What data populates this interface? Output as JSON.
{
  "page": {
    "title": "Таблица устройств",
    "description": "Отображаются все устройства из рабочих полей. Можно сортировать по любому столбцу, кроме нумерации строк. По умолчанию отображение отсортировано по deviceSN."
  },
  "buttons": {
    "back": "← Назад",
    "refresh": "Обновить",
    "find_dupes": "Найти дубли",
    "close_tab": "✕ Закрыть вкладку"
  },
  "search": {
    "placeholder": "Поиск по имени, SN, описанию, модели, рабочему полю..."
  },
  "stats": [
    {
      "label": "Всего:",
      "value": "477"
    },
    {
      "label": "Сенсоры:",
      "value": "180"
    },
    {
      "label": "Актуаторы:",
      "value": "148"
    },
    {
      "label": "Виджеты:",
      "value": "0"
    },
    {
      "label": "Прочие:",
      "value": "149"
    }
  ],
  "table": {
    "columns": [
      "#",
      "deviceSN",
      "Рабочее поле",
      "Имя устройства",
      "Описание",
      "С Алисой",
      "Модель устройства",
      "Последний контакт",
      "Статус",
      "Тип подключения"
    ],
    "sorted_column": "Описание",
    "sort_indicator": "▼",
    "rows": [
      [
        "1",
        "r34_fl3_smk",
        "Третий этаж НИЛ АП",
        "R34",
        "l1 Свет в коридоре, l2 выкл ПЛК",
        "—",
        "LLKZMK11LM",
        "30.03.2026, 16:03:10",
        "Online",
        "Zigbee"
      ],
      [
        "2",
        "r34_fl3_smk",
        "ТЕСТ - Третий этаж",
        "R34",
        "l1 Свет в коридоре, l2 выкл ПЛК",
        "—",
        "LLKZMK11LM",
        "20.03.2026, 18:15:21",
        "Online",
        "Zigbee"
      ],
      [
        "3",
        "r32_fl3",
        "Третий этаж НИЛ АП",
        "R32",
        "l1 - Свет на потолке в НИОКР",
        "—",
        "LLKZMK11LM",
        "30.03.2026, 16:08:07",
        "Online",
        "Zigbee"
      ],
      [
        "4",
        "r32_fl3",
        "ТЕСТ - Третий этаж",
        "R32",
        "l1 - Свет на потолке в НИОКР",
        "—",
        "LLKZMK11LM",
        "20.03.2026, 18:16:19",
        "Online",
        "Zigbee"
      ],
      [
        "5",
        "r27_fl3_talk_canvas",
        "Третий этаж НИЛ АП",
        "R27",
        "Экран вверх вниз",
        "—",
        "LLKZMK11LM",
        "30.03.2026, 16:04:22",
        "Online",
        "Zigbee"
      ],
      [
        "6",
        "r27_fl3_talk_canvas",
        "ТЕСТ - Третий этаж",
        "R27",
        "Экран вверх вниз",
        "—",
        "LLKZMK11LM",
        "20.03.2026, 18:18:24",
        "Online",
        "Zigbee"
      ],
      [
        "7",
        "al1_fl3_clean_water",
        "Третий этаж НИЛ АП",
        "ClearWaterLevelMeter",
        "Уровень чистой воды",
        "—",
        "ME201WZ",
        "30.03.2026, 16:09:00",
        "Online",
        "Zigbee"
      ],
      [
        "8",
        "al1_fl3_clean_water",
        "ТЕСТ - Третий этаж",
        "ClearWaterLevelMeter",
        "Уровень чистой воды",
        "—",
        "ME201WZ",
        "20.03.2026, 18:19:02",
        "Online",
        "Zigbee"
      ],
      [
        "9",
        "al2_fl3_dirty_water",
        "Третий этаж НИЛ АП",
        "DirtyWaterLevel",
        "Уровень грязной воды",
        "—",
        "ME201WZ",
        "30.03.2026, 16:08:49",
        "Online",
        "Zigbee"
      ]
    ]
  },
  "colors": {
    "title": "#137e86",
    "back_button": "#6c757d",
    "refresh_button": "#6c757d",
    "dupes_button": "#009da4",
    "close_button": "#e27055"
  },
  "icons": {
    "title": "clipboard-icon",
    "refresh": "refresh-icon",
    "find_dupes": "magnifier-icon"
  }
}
· · · ·
> Instructions to follow
Copy down every line of the entries containing the word "deviceSN".

> Output
    "description": "Отображаются все устройства из рабочих полей. Можно сортировать по любому столбцу, кроме нумерации строк. По умолчанию отображение отсортировано по deviceSN."
      "deviceSN",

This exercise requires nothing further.